● **GIVEN REQUEST**: Print all the data, keeping every line exactly as it is.

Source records

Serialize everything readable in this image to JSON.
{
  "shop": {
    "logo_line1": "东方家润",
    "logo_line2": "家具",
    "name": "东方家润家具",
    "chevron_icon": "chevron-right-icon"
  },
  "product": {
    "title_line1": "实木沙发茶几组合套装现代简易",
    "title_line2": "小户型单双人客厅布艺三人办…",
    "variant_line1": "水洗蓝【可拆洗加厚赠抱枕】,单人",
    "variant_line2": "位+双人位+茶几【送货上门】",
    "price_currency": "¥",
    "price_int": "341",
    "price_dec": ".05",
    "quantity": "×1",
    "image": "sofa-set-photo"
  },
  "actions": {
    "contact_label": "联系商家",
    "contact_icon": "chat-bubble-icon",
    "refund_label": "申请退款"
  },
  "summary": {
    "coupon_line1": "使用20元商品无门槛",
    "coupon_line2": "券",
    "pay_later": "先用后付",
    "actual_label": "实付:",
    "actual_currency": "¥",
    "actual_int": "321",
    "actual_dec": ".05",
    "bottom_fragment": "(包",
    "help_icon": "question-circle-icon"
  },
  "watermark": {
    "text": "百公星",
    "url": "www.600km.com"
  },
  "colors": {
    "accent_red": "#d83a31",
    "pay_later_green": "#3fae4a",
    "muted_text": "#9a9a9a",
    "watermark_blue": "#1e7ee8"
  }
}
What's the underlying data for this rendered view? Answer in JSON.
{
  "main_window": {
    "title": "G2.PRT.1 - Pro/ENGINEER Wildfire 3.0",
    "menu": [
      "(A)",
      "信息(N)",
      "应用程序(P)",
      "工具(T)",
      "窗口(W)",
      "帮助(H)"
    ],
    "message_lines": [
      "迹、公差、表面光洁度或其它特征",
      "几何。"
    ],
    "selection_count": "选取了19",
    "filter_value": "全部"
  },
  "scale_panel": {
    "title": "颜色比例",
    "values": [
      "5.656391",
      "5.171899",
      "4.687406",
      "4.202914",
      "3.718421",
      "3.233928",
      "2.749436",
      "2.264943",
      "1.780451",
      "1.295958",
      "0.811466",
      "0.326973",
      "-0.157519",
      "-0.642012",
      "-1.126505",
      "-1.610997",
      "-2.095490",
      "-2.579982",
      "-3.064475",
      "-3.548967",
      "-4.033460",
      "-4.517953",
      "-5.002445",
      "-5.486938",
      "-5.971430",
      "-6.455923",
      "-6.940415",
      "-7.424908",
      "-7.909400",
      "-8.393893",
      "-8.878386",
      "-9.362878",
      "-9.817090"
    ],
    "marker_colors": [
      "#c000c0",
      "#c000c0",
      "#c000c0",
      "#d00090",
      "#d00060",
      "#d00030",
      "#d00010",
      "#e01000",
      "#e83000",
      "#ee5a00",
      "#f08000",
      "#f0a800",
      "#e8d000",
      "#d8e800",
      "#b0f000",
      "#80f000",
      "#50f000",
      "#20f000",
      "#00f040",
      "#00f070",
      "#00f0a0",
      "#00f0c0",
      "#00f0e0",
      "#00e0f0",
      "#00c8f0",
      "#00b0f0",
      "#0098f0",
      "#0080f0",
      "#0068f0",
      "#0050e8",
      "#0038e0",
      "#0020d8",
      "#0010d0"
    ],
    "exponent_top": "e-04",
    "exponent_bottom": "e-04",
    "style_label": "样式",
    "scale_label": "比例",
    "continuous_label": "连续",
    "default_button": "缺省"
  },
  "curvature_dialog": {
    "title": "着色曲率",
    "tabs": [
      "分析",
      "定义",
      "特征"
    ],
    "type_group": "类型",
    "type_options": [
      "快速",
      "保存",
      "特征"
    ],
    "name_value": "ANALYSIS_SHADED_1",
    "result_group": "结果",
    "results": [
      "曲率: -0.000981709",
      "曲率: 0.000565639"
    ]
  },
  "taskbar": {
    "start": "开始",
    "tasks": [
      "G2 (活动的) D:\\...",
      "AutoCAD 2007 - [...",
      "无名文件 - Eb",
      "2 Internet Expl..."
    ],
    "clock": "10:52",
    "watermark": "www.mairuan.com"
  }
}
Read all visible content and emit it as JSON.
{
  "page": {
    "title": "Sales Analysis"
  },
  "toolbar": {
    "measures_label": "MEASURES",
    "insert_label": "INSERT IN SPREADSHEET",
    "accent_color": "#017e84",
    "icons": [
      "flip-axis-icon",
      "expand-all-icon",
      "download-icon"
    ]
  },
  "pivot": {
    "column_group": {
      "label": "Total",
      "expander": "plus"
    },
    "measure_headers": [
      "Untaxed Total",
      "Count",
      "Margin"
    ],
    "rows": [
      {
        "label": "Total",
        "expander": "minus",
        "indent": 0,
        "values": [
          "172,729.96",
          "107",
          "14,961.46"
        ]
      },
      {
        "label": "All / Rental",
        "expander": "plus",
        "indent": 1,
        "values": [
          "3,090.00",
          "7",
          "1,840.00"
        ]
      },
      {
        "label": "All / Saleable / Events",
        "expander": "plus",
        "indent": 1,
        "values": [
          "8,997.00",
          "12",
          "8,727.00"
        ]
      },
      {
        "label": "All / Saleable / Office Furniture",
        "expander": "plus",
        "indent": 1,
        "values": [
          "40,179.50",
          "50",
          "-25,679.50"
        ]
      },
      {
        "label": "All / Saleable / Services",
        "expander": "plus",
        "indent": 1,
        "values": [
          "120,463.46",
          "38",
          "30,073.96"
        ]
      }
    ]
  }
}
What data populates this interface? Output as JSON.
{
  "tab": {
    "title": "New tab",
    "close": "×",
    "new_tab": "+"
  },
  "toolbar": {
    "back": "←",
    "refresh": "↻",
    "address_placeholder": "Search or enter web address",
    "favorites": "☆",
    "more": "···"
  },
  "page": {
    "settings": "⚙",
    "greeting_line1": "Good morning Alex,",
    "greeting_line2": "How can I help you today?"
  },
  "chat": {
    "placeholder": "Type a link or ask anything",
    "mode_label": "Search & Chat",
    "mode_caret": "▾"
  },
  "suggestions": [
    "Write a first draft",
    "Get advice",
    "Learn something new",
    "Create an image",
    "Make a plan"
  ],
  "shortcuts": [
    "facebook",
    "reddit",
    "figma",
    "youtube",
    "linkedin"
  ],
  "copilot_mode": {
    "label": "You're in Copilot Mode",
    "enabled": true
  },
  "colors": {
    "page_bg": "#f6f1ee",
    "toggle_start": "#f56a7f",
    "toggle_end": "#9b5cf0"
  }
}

● **TASK OUTPUT**:
Serialize everything readable in this image to JSON.
{
  "shop": {
    "logo_line1": "东方家润",
    "logo_line2": "家具",
    "name": "东方家润家具",
    "chevron_icon": "chevron-right-icon"
  },
  "product": {
    "title_line1": "实木沙发茶几组合套装现代简易",
    "title_line2": "小户型单双人客厅布艺三人办…",
    "variant_line1": "水洗蓝【可拆洗加厚赠抱枕】,单人",
    "variant_line2": "位+双人位+茶几【送货上门】",
    "price_currency": "¥",
    "price_int": "341",
    "price_dec": ".05",
    "quantity": "×1",
    "image": "sofa-set-photo"
  },
  "actions": {
    "contact_label": "联系商家",
    "contact_icon": "chat-bubble-icon",
    "refund_label": "申请退款"
  },
  "summary": {
    "coupon_line1": "使用20元商品无门槛",
    "coupon_line2": "券",
    "pay_later": "先用后付",
    "actual_label": "实付:",
    "actual_currency": "¥",
    "actual_int": "321",
    "actual_dec": ".05",
    "bottom_fragment": "(包",
    "help_icon": "question-circle-icon"
  },
  "watermark": {
    "text": "百公星",
    "url": "www.600km.com"
  },
  "colors": {
    "accent_red": "#d83a31",
    "pay_later_green": "#3fae4a",
    "muted_text": "#9a9a9a",
    "watermark_blue": "#1e7ee8"
  }
}
What's the underlying data for this rendered view? Answer in JSON.
{
  "main_window": {
    "title": "G2.PRT.1 - Pro/ENGINEER Wildfire 3.0",
    "menu": [
      "(A)",
      "信息(N)",
      "应用程序(P)",
      "工具(T)",
      "窗口(W)",
      "帮助(H)"
    ],
    "message_lines": [
      "迹、公差、表面光洁度或其它特征",
      "几何。"
    ],
    "selection_count": "选取了19",
    "filter_value": "全部"
  },
  "scale_panel": {
    "title": "颜色比例",
    "values": [
      "5.656391",
      "5.171899",
      "4.687406",
      "4.202914",
      "3.718421",
      "3.233928",
      "2.749436",
      "2.264943",
      "1.780451",
      "1.295958",
      "0.811466",
      "0.326973",
      "-0.157519",
      "-0.642012",
      "-1.126505",
      "-1.610997",
      "-2.095490",
      "-2.579982",
      "-3.064475",
      "-3.548967",
      "-4.033460",
      "-4.517953",
      "-5.002445",
      "-5.486938",
      "-5.971430",
      "-6.455923",
      "-6.940415",
      "-7.424908",
      "-7.909400",
      "-8.393893",
      "-8.878386",
      "-9.362878",
      "-9.817090"
    ],
    "marker_colors": [
      "#c000c0",
      "#c000c0",
      "#c000c0",
      "#d00090",
      "#d00060",
      "#d00030",
      "#d00010",
      "#e01000",
      "#e83000",
      "#ee5a00",
      "#f08000",
      "#f0a800",
      "#e8d000",
      "#d8e800",
      "#b0f000",
      "#80f000",
      "#50f000",
      "#20f000",
      "#00f040",
      "#00f070",
      "#00f0a0",
      "#00f0c0",
      "#00f0e0",
      "#00e0f0",
      "#00c8f0",
      "#00b0f0",
      "#0098f0",
      "#0080f0",
      "#0068f0",
      "#0050e8",
      "#0038e0",
      "#0020d8",
      "#0010d0"
    ],
    "exponent_top": "e-04",
    "exponent_bottom": "e-04",
    "style_label": "样式",
    "scale_label": "比例",
    "continuous_label": "连续",
    "default_button": "缺省"
  },
  "curvature_dialog": {
    "title": "着色曲率",
    "tabs": [
      "分析",
      "定义",
      "特征"
    ],
    "type_group": "类型",
    "type_options": [
      "快速",
      "保存",
      "特征"
    ],
    "name_value": "ANALYSIS_SHADED_1",
    "result_group": "结果",
    "results": [
      "曲率: -0.000981709",
      "曲率: 0.000565639"
    ]
  },
  "taskbar": {
    "start": "开始",
    "tasks": [
      "G2 (活动的) D:\\...",
      "AutoCAD 2007 - [...",
      "无名文件 - Eb",
      "2 Internet Expl..."
    ],
    "clock": "10:52",
    "watermark": "www.mairuan.com"
  }
}
Read all visible content and emit it as JSON.
{
  "page": {
    "title": "Sales Analysis"
  },
  "toolbar": {
    "measures_label": "MEASURES",
    "insert_label": "INSERT IN SPREADSHEET",
    "accent_color": "#017e84",
    "icons": [
      "flip-axis-icon",
      "expand-all-icon",
      "download-icon"
    ]
  },
  "pivot": {
    "column_group": {
      "label": "Total",
      "expander": "plus"
    },
    "measure_headers": [
      "Untaxed Total",
      "Count",
      "Margin"
    ],
    "rows": [
      {
        "label": "Total",
        "expander": "minus",
        "indent": 0,
        "values": [
          "172,729.96",
          "107",
          "14,961.46"
        ]
      },
      {
        "label": "All / Rental",
        "expander": "plus",
        "indent": 1,
        "values": [
          "3,090.00",
          "7",
          "1,840.00"
        ]
      },
      {
        "label": "All / Saleable / Events",
        "expander": "plus",
        "indent": 1,
        "values": [
          "8,997.00",
          "12",
          "8,727.00"
        ]
      },
      {
        "label": "All / Saleable / Office Furniture",
        "expander": "plus",
        "indent": 1,
        "values": [
          "40,179.50",
          "50",
          "-25,679.50"
        ]
      },
      {
        "label": "All / Saleable / Services",
        "expander": "plus",
        "indent": 1,
        "values": [
          "120,463.46",
          "38",
          "30,073.96"
        ]
      }
    ]
  }
}
What data populates this interface? Output as JSON.
{
  "tab": {
    "title": "New tab",
    "close": "×",
    "new_tab": "+"
  },
  "toolbar": {
    "back": "←",
    "refresh": "↻",
    "address_placeholder": "Search or enter web address",
    "favorites": "☆",
    "more": "···"
  },
  "page": {
    "settings": "⚙",
    "greeting_line1": "Good morning Alex,",
    "greeting_line2": "How can I help you today?"
  },
  "chat": {
    "placeholder": "Type a link or ask anything",
    "mode_label": "Search & Chat",
    "mode_caret": "▾"
  },
  "suggestions": [
    "Write a first draft",
    "Get advice",
    "Learn something new",
    "Create an image",
    "Make a plan"
  ],
  "shortcuts": [
    "facebook",
    "reddit",
    "figma",
    "youtube",
    "linkedin"
  ],
  "copilot_mode": {
    "label": "You're in Copilot Mode",
    "enabled": true
  },
  "colors": {
    "page_bg": "#f6f1ee",
    "toggle_start": "#f56a7f",
    "toggle_end": "#9b5cf0"
  }
}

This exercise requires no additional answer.